▶ **Recorded data**
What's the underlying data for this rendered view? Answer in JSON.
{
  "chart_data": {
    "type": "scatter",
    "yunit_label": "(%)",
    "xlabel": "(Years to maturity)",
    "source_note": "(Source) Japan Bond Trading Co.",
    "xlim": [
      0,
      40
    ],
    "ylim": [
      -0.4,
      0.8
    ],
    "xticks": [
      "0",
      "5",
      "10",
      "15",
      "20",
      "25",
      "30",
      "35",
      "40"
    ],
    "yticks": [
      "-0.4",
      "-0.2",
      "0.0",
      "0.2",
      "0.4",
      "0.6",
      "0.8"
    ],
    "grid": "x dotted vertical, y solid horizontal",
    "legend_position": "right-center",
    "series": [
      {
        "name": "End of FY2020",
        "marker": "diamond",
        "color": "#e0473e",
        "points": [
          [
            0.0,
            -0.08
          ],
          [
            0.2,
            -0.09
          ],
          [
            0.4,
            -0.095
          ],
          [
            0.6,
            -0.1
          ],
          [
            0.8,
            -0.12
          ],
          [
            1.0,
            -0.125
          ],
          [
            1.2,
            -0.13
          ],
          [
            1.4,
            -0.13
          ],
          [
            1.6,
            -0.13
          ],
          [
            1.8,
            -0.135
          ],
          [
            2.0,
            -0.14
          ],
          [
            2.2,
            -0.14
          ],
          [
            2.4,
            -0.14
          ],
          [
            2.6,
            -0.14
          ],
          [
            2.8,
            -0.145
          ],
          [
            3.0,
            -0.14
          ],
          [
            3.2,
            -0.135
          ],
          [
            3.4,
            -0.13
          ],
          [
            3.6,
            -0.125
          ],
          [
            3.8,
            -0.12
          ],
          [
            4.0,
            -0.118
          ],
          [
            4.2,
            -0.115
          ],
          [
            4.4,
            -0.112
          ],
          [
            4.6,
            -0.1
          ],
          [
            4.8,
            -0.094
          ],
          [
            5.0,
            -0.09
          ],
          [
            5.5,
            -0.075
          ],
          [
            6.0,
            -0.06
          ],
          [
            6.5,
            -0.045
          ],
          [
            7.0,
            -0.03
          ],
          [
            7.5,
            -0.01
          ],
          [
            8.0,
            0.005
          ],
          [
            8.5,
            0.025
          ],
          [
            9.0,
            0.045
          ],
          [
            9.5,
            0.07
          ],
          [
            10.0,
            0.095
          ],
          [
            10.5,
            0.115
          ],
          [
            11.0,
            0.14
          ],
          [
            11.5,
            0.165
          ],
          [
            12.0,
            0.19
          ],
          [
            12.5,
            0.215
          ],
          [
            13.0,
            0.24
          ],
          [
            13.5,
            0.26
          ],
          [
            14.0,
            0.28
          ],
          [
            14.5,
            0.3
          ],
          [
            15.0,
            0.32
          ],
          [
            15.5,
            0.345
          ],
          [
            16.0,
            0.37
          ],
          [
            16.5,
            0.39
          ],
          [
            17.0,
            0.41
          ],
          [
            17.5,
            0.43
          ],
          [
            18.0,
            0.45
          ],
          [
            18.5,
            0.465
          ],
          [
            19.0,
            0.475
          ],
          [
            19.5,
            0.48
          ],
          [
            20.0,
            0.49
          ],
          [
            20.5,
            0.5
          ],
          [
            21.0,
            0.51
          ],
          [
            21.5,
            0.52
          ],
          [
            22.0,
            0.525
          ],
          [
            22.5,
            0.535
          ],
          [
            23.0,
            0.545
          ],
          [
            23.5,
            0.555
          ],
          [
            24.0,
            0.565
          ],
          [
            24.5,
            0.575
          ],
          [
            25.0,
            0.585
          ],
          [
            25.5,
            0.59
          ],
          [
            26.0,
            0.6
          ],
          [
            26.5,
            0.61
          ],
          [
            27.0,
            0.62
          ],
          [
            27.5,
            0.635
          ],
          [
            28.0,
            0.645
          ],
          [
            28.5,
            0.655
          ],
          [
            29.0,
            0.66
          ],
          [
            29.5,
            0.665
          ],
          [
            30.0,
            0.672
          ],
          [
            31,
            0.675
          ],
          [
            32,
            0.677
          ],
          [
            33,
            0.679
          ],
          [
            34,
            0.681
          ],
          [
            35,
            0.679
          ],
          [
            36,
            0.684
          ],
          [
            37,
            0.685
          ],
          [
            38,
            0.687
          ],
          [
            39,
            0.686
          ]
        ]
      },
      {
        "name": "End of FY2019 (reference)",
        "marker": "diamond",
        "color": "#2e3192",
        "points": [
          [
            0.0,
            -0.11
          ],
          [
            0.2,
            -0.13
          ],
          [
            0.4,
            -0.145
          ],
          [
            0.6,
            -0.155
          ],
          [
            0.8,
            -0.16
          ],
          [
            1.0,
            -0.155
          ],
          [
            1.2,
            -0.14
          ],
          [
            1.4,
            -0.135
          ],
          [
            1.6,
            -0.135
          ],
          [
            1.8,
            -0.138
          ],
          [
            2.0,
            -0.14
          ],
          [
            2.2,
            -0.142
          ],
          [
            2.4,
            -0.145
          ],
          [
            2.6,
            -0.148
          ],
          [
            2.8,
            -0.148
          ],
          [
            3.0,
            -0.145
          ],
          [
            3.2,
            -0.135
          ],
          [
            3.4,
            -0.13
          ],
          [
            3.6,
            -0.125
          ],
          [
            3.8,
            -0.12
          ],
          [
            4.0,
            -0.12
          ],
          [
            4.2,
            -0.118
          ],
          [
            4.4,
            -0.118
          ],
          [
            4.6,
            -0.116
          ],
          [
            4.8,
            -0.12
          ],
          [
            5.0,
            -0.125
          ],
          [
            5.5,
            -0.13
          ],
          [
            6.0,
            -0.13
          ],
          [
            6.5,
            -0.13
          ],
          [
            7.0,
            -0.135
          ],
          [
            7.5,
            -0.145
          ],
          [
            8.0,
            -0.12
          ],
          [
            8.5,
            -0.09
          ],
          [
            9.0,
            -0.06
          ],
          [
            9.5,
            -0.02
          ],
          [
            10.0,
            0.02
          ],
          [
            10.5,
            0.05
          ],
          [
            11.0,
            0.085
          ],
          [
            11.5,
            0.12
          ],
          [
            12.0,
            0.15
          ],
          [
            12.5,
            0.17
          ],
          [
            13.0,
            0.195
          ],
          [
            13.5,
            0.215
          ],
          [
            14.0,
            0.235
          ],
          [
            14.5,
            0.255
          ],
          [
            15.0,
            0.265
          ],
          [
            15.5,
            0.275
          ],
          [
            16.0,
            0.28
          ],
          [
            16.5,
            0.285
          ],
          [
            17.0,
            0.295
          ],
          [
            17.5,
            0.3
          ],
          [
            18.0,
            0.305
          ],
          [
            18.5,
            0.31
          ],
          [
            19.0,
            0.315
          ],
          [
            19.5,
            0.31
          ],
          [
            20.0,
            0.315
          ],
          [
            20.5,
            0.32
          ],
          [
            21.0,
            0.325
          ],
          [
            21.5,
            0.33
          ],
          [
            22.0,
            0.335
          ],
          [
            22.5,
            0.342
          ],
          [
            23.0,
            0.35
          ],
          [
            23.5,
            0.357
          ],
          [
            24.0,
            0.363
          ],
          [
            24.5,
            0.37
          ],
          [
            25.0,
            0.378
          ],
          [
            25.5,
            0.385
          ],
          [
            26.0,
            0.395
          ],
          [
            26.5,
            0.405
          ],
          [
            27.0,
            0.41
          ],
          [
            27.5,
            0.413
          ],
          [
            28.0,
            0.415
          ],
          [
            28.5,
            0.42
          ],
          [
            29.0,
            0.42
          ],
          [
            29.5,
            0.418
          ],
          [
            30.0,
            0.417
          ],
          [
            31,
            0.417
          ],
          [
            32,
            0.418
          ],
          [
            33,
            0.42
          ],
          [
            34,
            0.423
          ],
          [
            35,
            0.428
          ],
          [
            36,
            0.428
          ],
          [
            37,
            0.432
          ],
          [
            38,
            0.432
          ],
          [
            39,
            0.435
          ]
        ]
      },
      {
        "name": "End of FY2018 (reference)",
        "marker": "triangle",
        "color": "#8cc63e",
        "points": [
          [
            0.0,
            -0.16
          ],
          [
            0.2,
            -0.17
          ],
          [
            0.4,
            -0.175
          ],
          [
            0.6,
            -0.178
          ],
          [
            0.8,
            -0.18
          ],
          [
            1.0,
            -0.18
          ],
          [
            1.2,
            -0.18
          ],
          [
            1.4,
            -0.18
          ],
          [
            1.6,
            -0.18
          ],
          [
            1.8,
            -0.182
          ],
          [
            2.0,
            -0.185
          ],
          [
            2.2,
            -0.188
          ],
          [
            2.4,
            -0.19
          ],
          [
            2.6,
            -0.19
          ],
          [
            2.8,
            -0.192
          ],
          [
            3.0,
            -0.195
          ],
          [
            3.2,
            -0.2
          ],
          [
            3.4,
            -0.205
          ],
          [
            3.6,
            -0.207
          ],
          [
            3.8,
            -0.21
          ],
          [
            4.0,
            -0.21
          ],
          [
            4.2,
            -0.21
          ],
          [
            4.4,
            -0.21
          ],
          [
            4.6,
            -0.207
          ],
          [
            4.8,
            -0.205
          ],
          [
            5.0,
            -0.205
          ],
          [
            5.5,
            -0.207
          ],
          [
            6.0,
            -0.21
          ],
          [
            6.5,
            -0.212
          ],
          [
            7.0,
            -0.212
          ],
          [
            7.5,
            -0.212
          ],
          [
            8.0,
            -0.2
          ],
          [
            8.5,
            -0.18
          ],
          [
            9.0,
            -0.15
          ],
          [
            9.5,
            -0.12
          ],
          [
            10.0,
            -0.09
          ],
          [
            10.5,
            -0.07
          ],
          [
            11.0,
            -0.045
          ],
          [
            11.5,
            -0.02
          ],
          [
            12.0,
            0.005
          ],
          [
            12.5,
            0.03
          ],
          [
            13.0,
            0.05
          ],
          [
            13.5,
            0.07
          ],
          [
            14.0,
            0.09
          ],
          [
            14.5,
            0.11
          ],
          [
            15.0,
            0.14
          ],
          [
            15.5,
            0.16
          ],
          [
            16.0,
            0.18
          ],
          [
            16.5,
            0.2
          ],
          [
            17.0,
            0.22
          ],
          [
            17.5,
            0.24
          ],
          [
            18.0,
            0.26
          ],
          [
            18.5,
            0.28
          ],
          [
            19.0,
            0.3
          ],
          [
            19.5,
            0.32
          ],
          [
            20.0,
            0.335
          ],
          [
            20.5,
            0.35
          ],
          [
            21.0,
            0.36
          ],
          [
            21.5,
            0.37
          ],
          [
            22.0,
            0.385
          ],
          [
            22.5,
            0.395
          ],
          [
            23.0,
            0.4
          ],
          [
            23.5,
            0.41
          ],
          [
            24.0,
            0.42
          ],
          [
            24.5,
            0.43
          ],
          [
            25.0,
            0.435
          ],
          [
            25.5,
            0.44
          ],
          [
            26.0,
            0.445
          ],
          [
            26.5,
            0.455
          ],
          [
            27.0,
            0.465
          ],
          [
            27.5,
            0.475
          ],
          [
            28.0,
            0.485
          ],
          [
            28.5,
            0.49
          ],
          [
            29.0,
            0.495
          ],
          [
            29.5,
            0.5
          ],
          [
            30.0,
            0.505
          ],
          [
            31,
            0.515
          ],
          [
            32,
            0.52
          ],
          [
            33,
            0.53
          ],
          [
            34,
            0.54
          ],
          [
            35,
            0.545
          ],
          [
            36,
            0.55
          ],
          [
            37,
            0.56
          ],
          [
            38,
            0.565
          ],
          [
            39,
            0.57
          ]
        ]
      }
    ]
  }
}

▶ **Goal of the exercise**
Filter the listing for the word "reference" and copy every line that holds it.

▶ **Solution**
        "name": "End of FY2019 (reference)",
        "name": "End of FY2018 (reference)",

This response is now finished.